EXERCISE BRIEF:
Give back only the lines of data starting with the line that contains "List UI elements" and going on through the line that contains "amp-label: 振幅 [18,214,38,225]". Rename "interactable" to "clickable" everywhere in them and leave everything else unchanged.
=== ENTRIES PROVIDED ===
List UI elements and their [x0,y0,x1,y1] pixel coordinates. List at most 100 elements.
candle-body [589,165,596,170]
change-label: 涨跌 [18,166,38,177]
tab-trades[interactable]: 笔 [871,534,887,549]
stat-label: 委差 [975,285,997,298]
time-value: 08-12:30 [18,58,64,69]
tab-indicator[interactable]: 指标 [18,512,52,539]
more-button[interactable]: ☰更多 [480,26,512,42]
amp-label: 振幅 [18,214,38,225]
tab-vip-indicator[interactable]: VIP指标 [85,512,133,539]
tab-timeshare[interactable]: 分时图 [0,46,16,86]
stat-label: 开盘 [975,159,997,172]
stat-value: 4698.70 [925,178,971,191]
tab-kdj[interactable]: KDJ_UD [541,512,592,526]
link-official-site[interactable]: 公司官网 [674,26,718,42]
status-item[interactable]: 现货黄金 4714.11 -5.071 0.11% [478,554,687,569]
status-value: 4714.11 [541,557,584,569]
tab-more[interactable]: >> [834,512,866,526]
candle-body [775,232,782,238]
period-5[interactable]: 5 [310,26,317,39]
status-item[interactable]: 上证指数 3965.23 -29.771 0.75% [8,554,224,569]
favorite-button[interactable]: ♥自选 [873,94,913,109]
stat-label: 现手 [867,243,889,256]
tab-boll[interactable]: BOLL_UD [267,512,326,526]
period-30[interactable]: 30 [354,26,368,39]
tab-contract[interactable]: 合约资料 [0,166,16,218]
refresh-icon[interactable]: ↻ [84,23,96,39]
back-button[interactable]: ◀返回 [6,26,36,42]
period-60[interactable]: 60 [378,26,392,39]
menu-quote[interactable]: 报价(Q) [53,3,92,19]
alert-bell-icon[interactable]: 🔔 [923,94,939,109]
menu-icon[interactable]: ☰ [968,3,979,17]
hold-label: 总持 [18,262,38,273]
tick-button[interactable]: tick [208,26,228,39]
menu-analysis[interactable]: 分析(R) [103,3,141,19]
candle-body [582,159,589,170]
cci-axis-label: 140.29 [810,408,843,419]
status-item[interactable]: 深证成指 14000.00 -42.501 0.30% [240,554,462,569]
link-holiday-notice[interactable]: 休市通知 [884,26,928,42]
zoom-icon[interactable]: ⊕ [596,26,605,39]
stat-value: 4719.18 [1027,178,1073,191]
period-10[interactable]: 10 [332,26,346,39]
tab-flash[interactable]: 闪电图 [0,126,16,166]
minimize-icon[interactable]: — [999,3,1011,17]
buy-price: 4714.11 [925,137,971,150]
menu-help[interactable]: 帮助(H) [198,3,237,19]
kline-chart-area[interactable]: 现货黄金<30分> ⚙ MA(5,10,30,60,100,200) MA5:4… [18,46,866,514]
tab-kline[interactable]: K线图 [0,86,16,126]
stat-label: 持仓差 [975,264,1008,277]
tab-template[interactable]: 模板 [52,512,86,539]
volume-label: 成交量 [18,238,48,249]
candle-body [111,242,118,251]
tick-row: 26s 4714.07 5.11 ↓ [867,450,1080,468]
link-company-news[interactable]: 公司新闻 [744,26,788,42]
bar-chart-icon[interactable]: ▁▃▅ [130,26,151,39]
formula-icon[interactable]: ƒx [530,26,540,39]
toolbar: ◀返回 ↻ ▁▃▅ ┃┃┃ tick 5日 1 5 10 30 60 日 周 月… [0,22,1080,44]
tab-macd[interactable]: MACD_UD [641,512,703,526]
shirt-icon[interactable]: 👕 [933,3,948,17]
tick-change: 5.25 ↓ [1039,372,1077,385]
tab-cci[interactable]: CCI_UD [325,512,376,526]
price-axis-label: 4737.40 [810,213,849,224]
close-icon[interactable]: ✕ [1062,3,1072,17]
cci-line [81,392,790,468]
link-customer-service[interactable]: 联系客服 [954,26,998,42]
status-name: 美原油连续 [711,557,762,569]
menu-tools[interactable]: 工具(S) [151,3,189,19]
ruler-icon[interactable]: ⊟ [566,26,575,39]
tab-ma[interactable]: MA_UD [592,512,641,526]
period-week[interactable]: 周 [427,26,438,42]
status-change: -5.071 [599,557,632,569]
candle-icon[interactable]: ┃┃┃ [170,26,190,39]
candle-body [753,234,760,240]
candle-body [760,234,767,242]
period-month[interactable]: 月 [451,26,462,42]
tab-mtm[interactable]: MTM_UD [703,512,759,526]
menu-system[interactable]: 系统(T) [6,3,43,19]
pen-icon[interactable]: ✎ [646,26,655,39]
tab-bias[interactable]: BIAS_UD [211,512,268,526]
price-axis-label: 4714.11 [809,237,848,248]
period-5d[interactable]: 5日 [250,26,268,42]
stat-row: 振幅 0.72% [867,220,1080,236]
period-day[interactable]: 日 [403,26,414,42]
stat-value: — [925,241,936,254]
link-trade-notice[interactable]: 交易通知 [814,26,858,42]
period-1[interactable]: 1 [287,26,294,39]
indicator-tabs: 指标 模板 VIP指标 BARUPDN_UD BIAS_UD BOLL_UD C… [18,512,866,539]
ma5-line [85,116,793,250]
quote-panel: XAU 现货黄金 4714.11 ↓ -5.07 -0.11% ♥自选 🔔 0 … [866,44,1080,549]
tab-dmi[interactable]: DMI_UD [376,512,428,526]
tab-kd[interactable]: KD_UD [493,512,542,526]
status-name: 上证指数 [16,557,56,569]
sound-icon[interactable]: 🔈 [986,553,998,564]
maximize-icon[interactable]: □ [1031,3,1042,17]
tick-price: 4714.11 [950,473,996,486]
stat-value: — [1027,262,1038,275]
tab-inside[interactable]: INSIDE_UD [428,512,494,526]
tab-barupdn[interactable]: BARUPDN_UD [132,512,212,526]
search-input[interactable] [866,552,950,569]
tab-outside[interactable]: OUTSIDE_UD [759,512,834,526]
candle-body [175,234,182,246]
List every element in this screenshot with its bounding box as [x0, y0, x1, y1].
===
=== ENTRIES PROVIDED ===
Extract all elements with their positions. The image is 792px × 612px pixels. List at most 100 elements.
===
FULL OUTPUT:
List UI elements and their [x0,y0,x1,y1] pixel coordinates. List at most 100 elements.
candle-body [589,165,596,170]
change-label: 涨跌 [18,166,38,177]
tab-trades[clickable]: 笔 [871,534,887,549]
stat-label: 委差 [975,285,997,298]
time-value: 08-12:30 [18,58,64,69]
tab-indicator[clickable]: 指标 [18,512,52,539]
more-button[clickable]: ☰更多 [480,26,512,42]
amp-label: 振幅 [18,214,38,225]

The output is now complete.